◆ EXTRACTED RECORDS:
+ + + + + + +
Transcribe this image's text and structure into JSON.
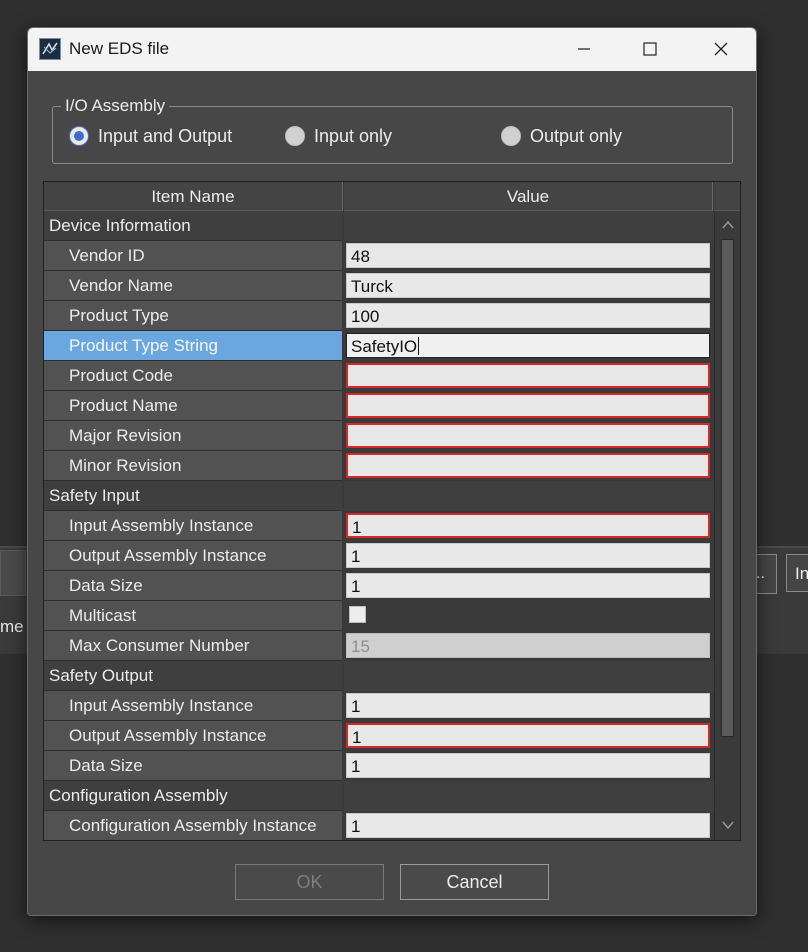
{
  "background": {
    "left_text": "me",
    "right_button_1": "..",
    "right_button_2": "In"
  },
  "dialog": {
    "title": "New EDS file",
    "icon": "ndp-app-icon",
    "controls": {
      "minimize": "minimize-icon",
      "maximize": "maximize-icon",
      "close": "close-icon"
    }
  },
  "io_assembly": {
    "legend": "I/O Assembly",
    "options": [
      {
        "label": "Input and Output",
        "selected": true
      },
      {
        "label": "Input only",
        "selected": false
      },
      {
        "label": "Output only",
        "selected": false
      }
    ]
  },
  "grid": {
    "headers": {
      "name": "Item Name",
      "value": "Value"
    },
    "rows": [
      {
        "name": "Device Information",
        "kind": "category"
      },
      {
        "name": "Vendor ID",
        "kind": "item",
        "value": "48",
        "state": "normal"
      },
      {
        "name": "Vendor Name",
        "kind": "item",
        "value": "Turck",
        "state": "normal"
      },
      {
        "name": "Product Type",
        "kind": "item",
        "value": "100",
        "state": "normal"
      },
      {
        "name": "Product Type String",
        "kind": "item",
        "value": "SafetyIO",
        "state": "focused",
        "selected": true
      },
      {
        "name": "Product Code",
        "kind": "item",
        "value": "",
        "state": "error"
      },
      {
        "name": "Product Name",
        "kind": "item",
        "value": "",
        "state": "error"
      },
      {
        "name": "Major Revision",
        "kind": "item",
        "value": "",
        "state": "error"
      },
      {
        "name": "Minor Revision",
        "kind": "item",
        "value": "",
        "state": "error"
      },
      {
        "name": "Safety Input",
        "kind": "category"
      },
      {
        "name": "Input Assembly Instance",
        "kind": "item",
        "value": "1",
        "state": "error"
      },
      {
        "name": "Output Assembly Instance",
        "kind": "item",
        "value": "1",
        "state": "normal"
      },
      {
        "name": "Data Size",
        "kind": "item",
        "value": "1",
        "state": "normal"
      },
      {
        "name": "Multicast",
        "kind": "item",
        "value": "",
        "state": "checkbox",
        "checked": false
      },
      {
        "name": "Max Consumer Number",
        "kind": "item",
        "value": "15",
        "state": "disabled"
      },
      {
        "name": "Safety Output",
        "kind": "category"
      },
      {
        "name": "Input Assembly Instance",
        "kind": "item",
        "value": "1",
        "state": "normal"
      },
      {
        "name": "Output Assembly Instance",
        "kind": "item",
        "value": "1",
        "state": "error"
      },
      {
        "name": "Data Size",
        "kind": "item",
        "value": "1",
        "state": "normal"
      },
      {
        "name": "Configuration Assembly",
        "kind": "category"
      },
      {
        "name": "Configuration Assembly Instance",
        "kind": "item",
        "value": "1",
        "state": "normal"
      }
    ]
  },
  "buttons": {
    "ok": "OK",
    "cancel": "Cancel"
  },
  "colors": {
    "selection": "#6aa6e0",
    "error_border": "#d62828",
    "radio_accent": "#3f6cc8"
  }
}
+ + + + + + +
Copy out the data above exactly, except the pictures.

◆ WRITTEN ANSWER:
Transcribe this image's text and structure into JSON.
{
  "background": {
    "left_text": "me",
    "right_button_1": "..",
    "right_button_2": "In"
  },
  "dialog": {
    "title": "New EDS file",
    "icon": "ndp-app-icon",
    "controls": {
      "minimize": "minimize-icon",
      "maximize": "maximize-icon",
      "close": "close-icon"
    }
  },
  "io_assembly": {
    "legend": "I/O Assembly",
    "options": [
      {
        "label": "Input and Output",
        "selected": true
      },
      {
        "label": "Input only",
        "selected": false
      },
      {
        "label": "Output only",
        "selected": false
      }
    ]
  },
  "grid": {
    "headers": {
      "name": "Item Name",
      "value": "Value"
    },
    "rows": [
      {
        "name": "Device Information",
        "kind": "category"
      },
      {
        "name": "Vendor ID",
        "kind": "item",
        "value": "48",
        "state": "normal"
      },
      {
        "name": "Vendor Name",
        "kind": "item",
        "value": "Turck",
        "state": "normal"
      },
      {
        "name": "Product Type",
        "kind": "item",
        "value": "100",
        "state": "normal"
      },
      {
        "name": "Product Type String",
        "kind": "item",
        "value": "SafetyIO",
        "state": "focused",
        "selected": true
      },
      {
        "name": "Product Code",
        "kind": "item",
        "value": "",
        "state": "error"
      },
      {
        "name": "Product Name",
        "kind": "item",
        "value": "",
        "state": "error"
      },
      {
        "name": "Major Revision",
        "kind": "item",
        "value": "",
        "state": "error"
      },
      {
        "name": "Minor Revision",
        "kind": "item",
        "value": "",
        "state": "error"
      },
      {
        "name": "Safety Input",
        "kind": "category"
      },
      {
        "name": "Input Assembly Instance",
        "kind": "item",
        "value": "1",
        "state": "error"
      },
      {
        "name": "Output Assembly Instance",
        "kind": "item",
        "value": "1",
        "state": "normal"
      },
      {
        "name": "Data Size",
        "kind": "item",
        "value": "1",
        "state": "normal"
      },
      {
        "name": "Multicast",
        "kind": "item",
        "value": "",
        "state": "checkbox",
        "checked": false
      },
      {
        "name": "Max Consumer Number",
        "kind": "item",
        "value": "15",
        "state": "disabled"
      },
      {
        "name": "Safety Output",
        "kind": "category"
      },
      {
        "name": "Input Assembly Instance",
        "kind": "item",
        "value": "1",
        "state": "normal"
      },
      {
        "name": "Output Assembly Instance",
        "kind": "item",
        "value": "1",
        "state": "error"
      },
      {
        "name": "Data Size",
        "kind": "item",
        "value": "1",
        "state": "normal"
      },
      {
        "name": "Configuration Assembly",
        "kind": "category"
      },
      {
        "name": "Configuration Assembly Instance",
        "kind": "item",
        "value": "1",
        "state": "normal"
      }
    ]
  },
  "buttons": {
    "ok": "OK",
    "cancel": "Cancel"
  },
  "colors": {
    "selection": "#6aa6e0",
    "error_border": "#d62828",
    "radio_accent": "#3f6cc8"
  }
}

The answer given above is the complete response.